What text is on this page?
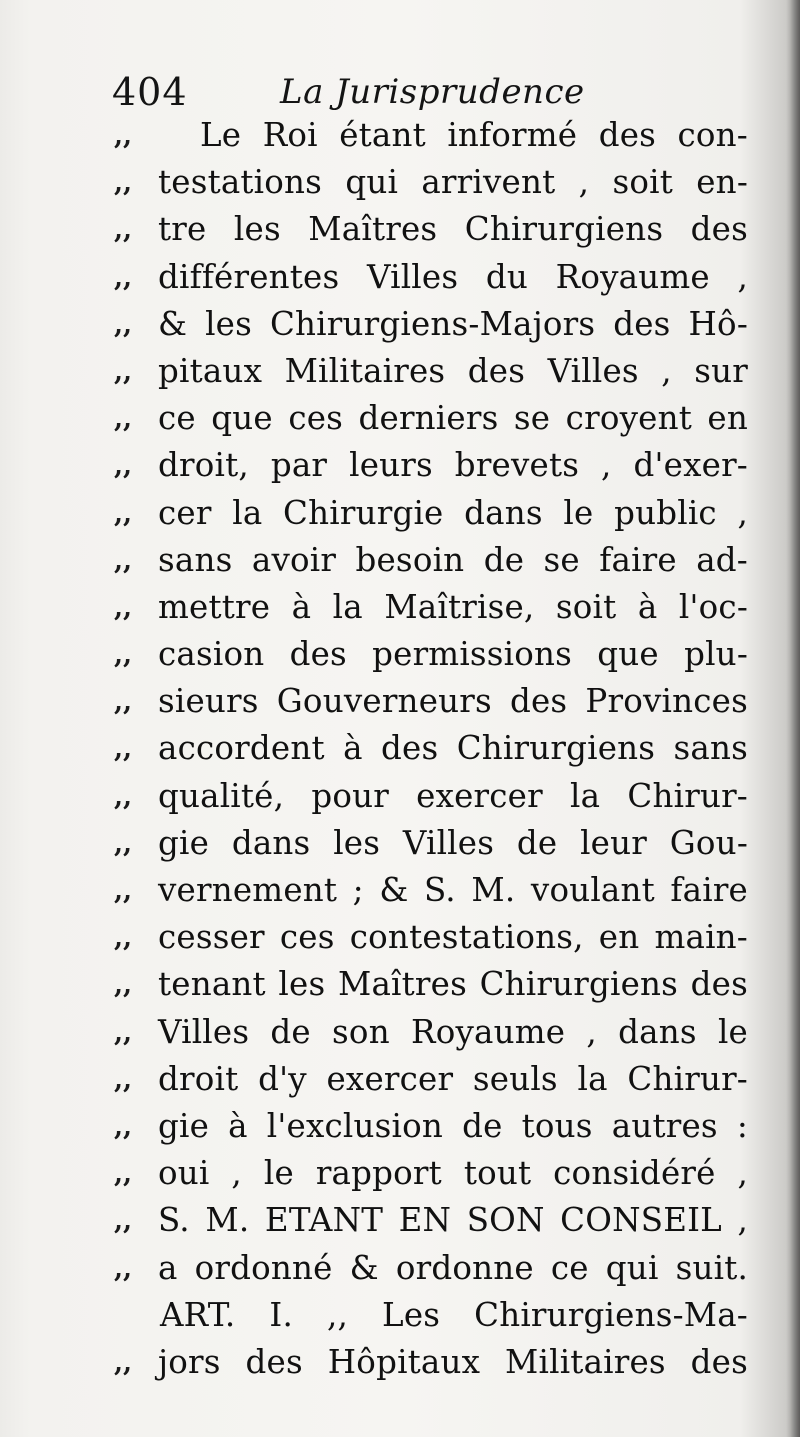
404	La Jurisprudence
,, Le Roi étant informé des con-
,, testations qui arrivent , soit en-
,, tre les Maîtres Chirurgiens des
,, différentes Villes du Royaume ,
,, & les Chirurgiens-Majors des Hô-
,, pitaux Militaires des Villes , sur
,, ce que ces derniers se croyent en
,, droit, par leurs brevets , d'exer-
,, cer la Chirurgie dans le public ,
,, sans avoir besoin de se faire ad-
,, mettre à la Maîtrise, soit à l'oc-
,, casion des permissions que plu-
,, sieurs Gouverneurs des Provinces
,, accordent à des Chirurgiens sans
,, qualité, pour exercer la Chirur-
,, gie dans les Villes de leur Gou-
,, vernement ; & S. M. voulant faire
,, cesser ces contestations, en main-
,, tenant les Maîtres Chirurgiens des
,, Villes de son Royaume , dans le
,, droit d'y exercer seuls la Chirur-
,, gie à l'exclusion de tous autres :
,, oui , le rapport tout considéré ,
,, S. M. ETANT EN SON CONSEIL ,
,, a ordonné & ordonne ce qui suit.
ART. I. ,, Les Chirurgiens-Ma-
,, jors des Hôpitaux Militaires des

* * * * * * * * *

Repeat the material above verbatim. Leave the pictures behind.

What text is on this page?
404	La Jurisprudence
,, Le Roi étant informé des con-
,, testations qui arrivent , soit en-
,, tre les Maîtres Chirurgiens des
,, différentes Villes du Royaume ,
,, & les Chirurgiens-Majors des Hô-
,, pitaux Militaires des Villes , sur
,, ce que ces derniers se croyent en
,, droit, par leurs brevets , d'exer-
,, cer la Chirurgie dans le public ,
,, sans avoir besoin de se faire ad-
,, mettre à la Maîtrise, soit à l'oc-
,, casion des permissions que plu-
,, sieurs Gouverneurs des Provinces
,, accordent à des Chirurgiens sans
,, qualité, pour exercer la Chirur-
,, gie dans les Villes de leur Gou-
,, vernement ; & S. M. voulant faire
,, cesser ces contestations, en main-
,, tenant les Maîtres Chirurgiens des
,, Villes de son Royaume , dans le
,, droit d'y exercer seuls la Chirur-
,, gie à l'exclusion de tous autres :
,, oui , le rapport tout considéré ,
,, S. M. ETANT EN SON CONSEIL ,
,, a ordonné & ordonne ce qui suit.
ART. I. ,, Les Chirurgiens-Ma-
,, jors des Hôpitaux Militaires des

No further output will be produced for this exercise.